- **DOCUMENT SEGMENT**
Content starts

September 10, 2007:
In Africa,
and other places where the threat, and reality, of random violence is great,
it's not bullets that kill most people, but the threat of bullets. In the last
decade, millions of people have died in the Congo, the victims of a series of
civil wars and uprisings that are still smoldering. Most died of disease or
starvation, not bullet wounds. But the root cause was the sudden easy
availability of cheap automatic weapons in the 1990s.
The AK-47 has become as much
of a curse for Africa as many major diseases. Not just in the places you hear
about, like Somalia, Congo and Sudan, but in many others as well. Easy
availability of firearms has produced a murder rate in South Africa that is,
per capita, ten times what it is in the United States. The east African nation
of Kenya has seen many rural tribes getting cheap AK-47s in the last decade.
This has resulted in traditional crimes, like stealing cattle or land, turning
into bloody wars. In western Kenya alone, 20-30 men are dying each month in
tribal clashes. This is a death rate nearly ten times higher than in the
pre-AK-47 days. The violence has caused over 50,000 people to flee their homes,
and wrecked local government in many areas. Sending in additional police and
soldiers has quieted things down somewhat. But the local guys with the guns
know where to hide, and the government reinforcements don't. So, eventually,
the police will leave, and the AK47s will still be there.

Content ends

- **QUESTIONS TO ANSWER**
[1] Reproduce verbatim the stretch of the passage on firearms violence in Africa from "This has resulted" through "still be there.".
[2] Continue the passage on firearms violence in Africa from the point at which it ends.

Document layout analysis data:
Content starts

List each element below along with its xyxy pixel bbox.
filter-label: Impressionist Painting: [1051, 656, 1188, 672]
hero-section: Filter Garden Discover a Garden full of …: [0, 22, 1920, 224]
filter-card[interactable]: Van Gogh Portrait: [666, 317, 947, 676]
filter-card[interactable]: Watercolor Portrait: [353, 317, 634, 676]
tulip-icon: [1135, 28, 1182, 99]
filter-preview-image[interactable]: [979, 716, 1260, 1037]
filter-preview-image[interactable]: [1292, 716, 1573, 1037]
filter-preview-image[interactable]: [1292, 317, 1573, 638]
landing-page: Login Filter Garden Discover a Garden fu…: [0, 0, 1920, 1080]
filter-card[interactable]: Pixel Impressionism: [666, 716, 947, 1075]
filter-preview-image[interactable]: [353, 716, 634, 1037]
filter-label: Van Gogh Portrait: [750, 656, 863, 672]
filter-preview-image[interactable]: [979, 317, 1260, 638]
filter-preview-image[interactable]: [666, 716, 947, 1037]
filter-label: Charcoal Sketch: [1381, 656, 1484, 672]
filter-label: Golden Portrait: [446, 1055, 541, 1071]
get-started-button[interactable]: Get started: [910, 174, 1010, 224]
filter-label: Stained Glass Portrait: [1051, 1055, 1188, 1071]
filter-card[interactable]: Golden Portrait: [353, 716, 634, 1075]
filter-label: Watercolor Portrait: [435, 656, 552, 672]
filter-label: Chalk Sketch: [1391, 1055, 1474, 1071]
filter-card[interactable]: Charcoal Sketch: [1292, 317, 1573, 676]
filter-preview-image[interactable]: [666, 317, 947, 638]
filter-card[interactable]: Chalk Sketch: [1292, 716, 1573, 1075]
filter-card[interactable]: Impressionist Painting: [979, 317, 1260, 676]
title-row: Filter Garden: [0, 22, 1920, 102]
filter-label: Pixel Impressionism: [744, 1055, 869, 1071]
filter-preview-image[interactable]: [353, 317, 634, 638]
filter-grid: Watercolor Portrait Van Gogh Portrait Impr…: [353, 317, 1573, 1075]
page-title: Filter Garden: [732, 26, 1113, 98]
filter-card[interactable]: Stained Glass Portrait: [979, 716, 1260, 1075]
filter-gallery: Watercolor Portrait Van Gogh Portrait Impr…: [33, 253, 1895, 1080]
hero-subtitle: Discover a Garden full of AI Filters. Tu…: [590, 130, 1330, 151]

Content ends

- **ANSWERS TO THIS EXERCISE**
[1]
This has resulted in traditional crimes, like stealing cattle or land, turning
into bloody wars. In western Kenya alone, 20-30 men are dying each month in
tribal clashes. This is a death rate nearly ten times higher than in the
pre-AK-47 days. The violence has caused over 50,000 people to flee their homes,
and wrecked local government in many areas. Sending in additional police and
soldiers has quieted things down somewhat. But the local guys with the guns
know where to hide, and the government reinforcements don't. So, eventually,
the police will leave, and the AK47s will still be there.

[2]
Foreign aid organizations have
adapted by hiring some of the local gunmen, to protect the relief operations
from all the other gunmen. That just takes money away from more socially
acceptable work. But the guns cannot be ignored. Local bad guys can steal a lot
more when armed with an AK-47, than in the old days when all he had was a spear
or an axe.
The disruptive effect of all
these guns has halted, or reversed, decades of progress in treating endemic
diseases. Death rates from disease and malnutrition are going up. All because
of several million Cold War surplus AK-47s getting dumped in Africa. The world
market for such weapons was glutted by the late 1990s. All that was left was
Africa, but only if you were willing to sell cheap.
The end of the Cold War
suddenly put over 20 million assault rifles and other automatic weapons on the
market. The most common model was the AK-47 (or AKM, or various clones).
Enterprising East European gunrunners scoured the world for markets, and
quickly found them in places like Africa, South Asia and South America. For
several years, when the flood of cheap weapons were at their peak, you could
get a Cold War surplus AK-47 for less than $100, delivered, by a battered Cold
War surplus Russian transport, to remote jungle airstrips.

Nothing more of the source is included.